• _Goal of the exercise_:
Turn the lines of every item below into a single numbered list, leaving out any blank lines.

• _Source records_:
━━━━━━━━━━━━━━━━━━━━
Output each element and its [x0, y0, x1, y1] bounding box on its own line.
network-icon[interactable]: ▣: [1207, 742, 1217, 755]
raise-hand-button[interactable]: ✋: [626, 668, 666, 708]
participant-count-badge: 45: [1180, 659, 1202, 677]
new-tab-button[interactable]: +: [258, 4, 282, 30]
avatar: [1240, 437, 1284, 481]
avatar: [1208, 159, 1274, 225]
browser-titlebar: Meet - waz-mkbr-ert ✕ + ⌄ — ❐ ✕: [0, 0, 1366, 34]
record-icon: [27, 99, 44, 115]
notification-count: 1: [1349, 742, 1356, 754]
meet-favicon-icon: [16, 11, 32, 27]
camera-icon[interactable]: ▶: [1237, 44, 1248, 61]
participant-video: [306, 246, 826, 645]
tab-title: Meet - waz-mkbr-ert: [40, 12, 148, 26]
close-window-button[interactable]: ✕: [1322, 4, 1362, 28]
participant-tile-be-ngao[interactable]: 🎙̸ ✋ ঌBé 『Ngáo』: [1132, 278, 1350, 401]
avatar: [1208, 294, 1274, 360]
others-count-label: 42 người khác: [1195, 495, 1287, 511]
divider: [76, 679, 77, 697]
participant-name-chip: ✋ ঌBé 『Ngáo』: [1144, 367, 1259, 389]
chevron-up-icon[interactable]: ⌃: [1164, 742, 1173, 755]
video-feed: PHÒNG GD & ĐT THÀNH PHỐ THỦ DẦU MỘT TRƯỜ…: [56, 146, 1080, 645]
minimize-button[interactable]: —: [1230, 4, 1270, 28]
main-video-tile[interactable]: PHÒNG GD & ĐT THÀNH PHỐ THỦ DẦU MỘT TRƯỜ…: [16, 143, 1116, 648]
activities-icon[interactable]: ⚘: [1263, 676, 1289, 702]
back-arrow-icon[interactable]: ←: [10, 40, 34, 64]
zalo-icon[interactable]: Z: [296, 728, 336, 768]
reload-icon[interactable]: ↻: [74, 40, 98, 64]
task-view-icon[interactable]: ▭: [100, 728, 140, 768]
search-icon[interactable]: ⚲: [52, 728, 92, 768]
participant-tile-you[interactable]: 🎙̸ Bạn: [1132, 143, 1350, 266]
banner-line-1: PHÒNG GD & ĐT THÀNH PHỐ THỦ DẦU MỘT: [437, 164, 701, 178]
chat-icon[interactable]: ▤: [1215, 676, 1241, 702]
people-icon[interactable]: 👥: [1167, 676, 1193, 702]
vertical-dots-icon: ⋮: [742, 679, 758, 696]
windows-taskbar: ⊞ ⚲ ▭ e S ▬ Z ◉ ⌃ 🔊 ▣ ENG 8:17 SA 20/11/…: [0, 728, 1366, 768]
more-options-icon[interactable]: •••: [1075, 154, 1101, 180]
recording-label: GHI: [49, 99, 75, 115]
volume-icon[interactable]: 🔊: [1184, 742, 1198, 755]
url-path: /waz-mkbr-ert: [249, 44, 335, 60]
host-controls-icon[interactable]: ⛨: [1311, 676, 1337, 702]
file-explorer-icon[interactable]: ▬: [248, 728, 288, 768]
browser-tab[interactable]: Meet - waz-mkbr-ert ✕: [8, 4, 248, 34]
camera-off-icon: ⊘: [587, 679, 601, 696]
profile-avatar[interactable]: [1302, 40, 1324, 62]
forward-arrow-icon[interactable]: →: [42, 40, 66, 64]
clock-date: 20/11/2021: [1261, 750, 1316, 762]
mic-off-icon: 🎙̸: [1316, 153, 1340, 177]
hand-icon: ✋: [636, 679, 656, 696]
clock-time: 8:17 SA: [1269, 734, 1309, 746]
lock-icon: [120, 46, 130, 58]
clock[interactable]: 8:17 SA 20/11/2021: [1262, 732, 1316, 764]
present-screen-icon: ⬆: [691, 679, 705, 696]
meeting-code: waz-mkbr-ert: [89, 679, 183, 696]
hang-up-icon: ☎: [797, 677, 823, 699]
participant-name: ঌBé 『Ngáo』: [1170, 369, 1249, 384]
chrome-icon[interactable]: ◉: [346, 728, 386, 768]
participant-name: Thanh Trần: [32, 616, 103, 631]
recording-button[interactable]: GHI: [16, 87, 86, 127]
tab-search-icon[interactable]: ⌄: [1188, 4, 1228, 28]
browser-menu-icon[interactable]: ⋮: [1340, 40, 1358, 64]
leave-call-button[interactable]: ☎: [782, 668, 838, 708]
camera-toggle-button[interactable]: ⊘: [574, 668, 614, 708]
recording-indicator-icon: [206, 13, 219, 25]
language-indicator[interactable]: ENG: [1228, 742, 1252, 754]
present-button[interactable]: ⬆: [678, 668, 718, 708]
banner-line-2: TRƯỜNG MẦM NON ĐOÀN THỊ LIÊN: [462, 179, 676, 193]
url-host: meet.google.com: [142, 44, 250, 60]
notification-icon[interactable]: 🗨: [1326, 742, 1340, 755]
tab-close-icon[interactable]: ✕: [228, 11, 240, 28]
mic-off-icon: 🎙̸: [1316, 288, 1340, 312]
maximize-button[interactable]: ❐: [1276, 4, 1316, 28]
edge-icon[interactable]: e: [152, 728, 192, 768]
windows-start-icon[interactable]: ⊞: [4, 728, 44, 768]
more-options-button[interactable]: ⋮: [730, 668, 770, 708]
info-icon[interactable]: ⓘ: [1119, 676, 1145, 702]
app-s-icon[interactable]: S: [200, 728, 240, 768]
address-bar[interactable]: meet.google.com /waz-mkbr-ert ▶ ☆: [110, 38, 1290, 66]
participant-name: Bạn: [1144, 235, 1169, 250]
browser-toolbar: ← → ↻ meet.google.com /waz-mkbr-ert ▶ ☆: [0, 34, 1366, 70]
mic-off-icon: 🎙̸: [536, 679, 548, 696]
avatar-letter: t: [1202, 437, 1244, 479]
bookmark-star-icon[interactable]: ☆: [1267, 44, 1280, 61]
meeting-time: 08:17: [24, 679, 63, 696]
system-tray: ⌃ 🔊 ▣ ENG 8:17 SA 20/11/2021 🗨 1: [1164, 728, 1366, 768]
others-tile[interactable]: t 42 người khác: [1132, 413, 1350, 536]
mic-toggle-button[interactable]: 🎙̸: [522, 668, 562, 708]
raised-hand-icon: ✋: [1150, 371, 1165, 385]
━━━━━━━━━━━━━━━━━━━━
• _Response below_:
1. Output each element and its [x0, y0, x1, y1] bounding box on its own line.
2. network-icon[interactable]: ▣: [1207, 742, 1217, 755]
3. raise-hand-button[interactable]: ✋: [626, 668, 666, 708]
4. participant-count-badge: 45: [1180, 659, 1202, 677]
5. new-tab-button[interactable]: +: [258, 4, 282, 30]
6. avatar: [1240, 437, 1284, 481]
7. avatar: [1208, 159, 1274, 225]
8. browser-titlebar: Meet - waz-mkbr-ert ✕ + ⌄ — ❐ ✕: [0, 0, 1366, 34]
9. record-icon: [27, 99, 44, 115]
10. notification-count: 1: [1349, 742, 1356, 754]
11. meet-favicon-icon: [16, 11, 32, 27]
12. camera-icon[interactable]: ▶: [1237, 44, 1248, 61]
13. participant-video: [306, 246, 826, 645]
14. tab-title: Meet - waz-mkbr-ert: [40, 12, 148, 26]
15. close-window-button[interactable]: ✕: [1322, 4, 1362, 28]
16. participant-tile-be-ngao[interactable]: 🎙̸ ✋ ঌBé 『Ngáo』: [1132, 278, 1350, 401]
17. avatar: [1208, 294, 1274, 360]
18. others-count-label: 42 người khác: [1195, 495, 1287, 511]
19. divider: [76, 679, 77, 697]
20. participant-name-chip: ✋ ঌBé 『Ngáo』: [1144, 367, 1259, 389]
21. chevron-up-icon[interactable]: ⌃: [1164, 742, 1173, 755]
22. video-feed: PHÒNG GD & ĐT THÀNH PHỐ THỦ DẦU MỘT TRƯỜ…: [56, 146, 1080, 645]
23. minimize-button[interactable]: —: [1230, 4, 1270, 28]
24. main-video-tile[interactable]: PHÒNG GD & ĐT THÀNH PHỐ THỦ DẦU MỘT TRƯỜ…: [16, 143, 1116, 648]
25. activities-icon[interactable]: ⚘: [1263, 676, 1289, 702]
26. back-arrow-icon[interactable]: ←: [10, 40, 34, 64]
27. zalo-icon[interactable]: Z: [296, 728, 336, 768]
28. reload-icon[interactable]: ↻: [74, 40, 98, 64]
29. task-view-icon[interactable]: ▭: [100, 728, 140, 768]
30. search-icon[interactable]: ⚲: [52, 728, 92, 768]
31. participant-tile-you[interactable]: 🎙̸ Bạn: [1132, 143, 1350, 266]
32. banner-line-1: PHÒNG GD & ĐT THÀNH PHỐ THỦ DẦU MỘT: [437, 164, 701, 178]
33. chat-icon[interactable]: ▤: [1215, 676, 1241, 702]
34. people-icon[interactable]: 👥: [1167, 676, 1193, 702]
35. vertical-dots-icon: ⋮: [742, 679, 758, 696]
36. windows-taskbar: ⊞ ⚲ ▭ e S ▬ Z ◉ ⌃ 🔊 ▣ ENG 8:17 SA 20/11/…: [0, 728, 1366, 768]
37. more-options-icon[interactable]: •••: [1075, 154, 1101, 180]
38. recording-label: GHI: [49, 99, 75, 115]
39. volume-icon[interactable]: 🔊: [1184, 742, 1198, 755]
40. url-path: /waz-mkbr-ert: [249, 44, 335, 60]
41. host-controls-icon[interactable]: ⛨: [1311, 676, 1337, 702]
42. file-explorer-icon[interactable]: ▬: [248, 728, 288, 768]
43. browser-tab[interactable]: Meet - waz-mkbr-ert ✕: [8, 4, 248, 34]
44. camera-off-icon: ⊘: [587, 679, 601, 696]
45. profile-avatar[interactable]: [1302, 40, 1324, 62]
46. forward-arrow-icon[interactable]: →: [42, 40, 66, 64]
47. clock-date: 20/11/2021: [1261, 750, 1316, 762]
48. mic-off-icon: 🎙̸: [1316, 153, 1340, 177]
49. hand-icon: ✋: [636, 679, 656, 696]
50. clock-time: 8:17 SA: [1269, 734, 1309, 746]
51. lock-icon: [120, 46, 130, 58]
52. clock[interactable]: 8:17 SA 20/11/2021: [1262, 732, 1316, 764]
53. present-screen-icon: ⬆: [691, 679, 705, 696]
54. meeting-code: waz-mkbr-ert: [89, 679, 183, 696]
55. hang-up-icon: ☎: [797, 677, 823, 699]
56. participant-name: ঌBé 『Ngáo』: [1170, 369, 1249, 384]
57. chrome-icon[interactable]: ◉: [346, 728, 386, 768]
58. participant-name: Thanh Trần: [32, 616, 103, 631]
59. recording-button[interactable]: GHI: [16, 87, 86, 127]
60. tab-search-icon[interactable]: ⌄: [1188, 4, 1228, 28]
61. browser-menu-icon[interactable]: ⋮: [1340, 40, 1358, 64]
62. leave-call-button[interactable]: ☎: [782, 668, 838, 708]
63. camera-toggle-button[interactable]: ⊘: [574, 668, 614, 708]
64. recording-indicator-icon: [206, 13, 219, 25]
65. language-indicator[interactable]: ENG: [1228, 742, 1252, 754]
66. present-button[interactable]: ⬆: [678, 668, 718, 708]
67. banner-line-2: TRƯỜNG MẦM NON ĐOÀN THỊ LIÊN: [462, 179, 676, 193]
68. url-host: meet.google.com: [142, 44, 250, 60]
69. notification-icon[interactable]: 🗨: [1326, 742, 1340, 755]
70. tab-close-icon[interactable]: ✕: [228, 11, 240, 28]
71. mic-off-icon: 🎙̸: [1316, 288, 1340, 312]
72. maximize-button[interactable]: ❐: [1276, 4, 1316, 28]
73. edge-icon[interactable]: e: [152, 728, 192, 768]
74. windows-start-icon[interactable]: ⊞: [4, 728, 44, 768]
75. more-options-button[interactable]: ⋮: [730, 668, 770, 708]
76. info-icon[interactable]: ⓘ: [1119, 676, 1145, 702]
77. app-s-icon[interactable]: S: [200, 728, 240, 768]
78. address-bar[interactable]: meet.google.com /waz-mkbr-ert ▶ ☆: [110, 38, 1290, 66]
79. participant-name: Bạn: [1144, 235, 1169, 250]
80. browser-toolbar: ← → ↻ meet.google.com /waz-mkbr-ert ▶ ☆: [0, 34, 1366, 70]
81. mic-off-icon: 🎙̸: [536, 679, 548, 696]
82. avatar-letter: t: [1202, 437, 1244, 479]
83. bookmark-star-icon[interactable]: ☆: [1267, 44, 1280, 61]
84. meeting-time: 08:17: [24, 679, 63, 696]
85. system-tray: ⌃ 🔊 ▣ ENG 8:17 SA 20/11/2021 🗨 1: [1164, 728, 1366, 768]
86. others-tile[interactable]: t 42 người khác: [1132, 413, 1350, 536]
87. mic-toggle-button[interactable]: 🎙̸: [522, 668, 562, 708]
88. raised-hand-icon: ✋: [1150, 371, 1165, 385]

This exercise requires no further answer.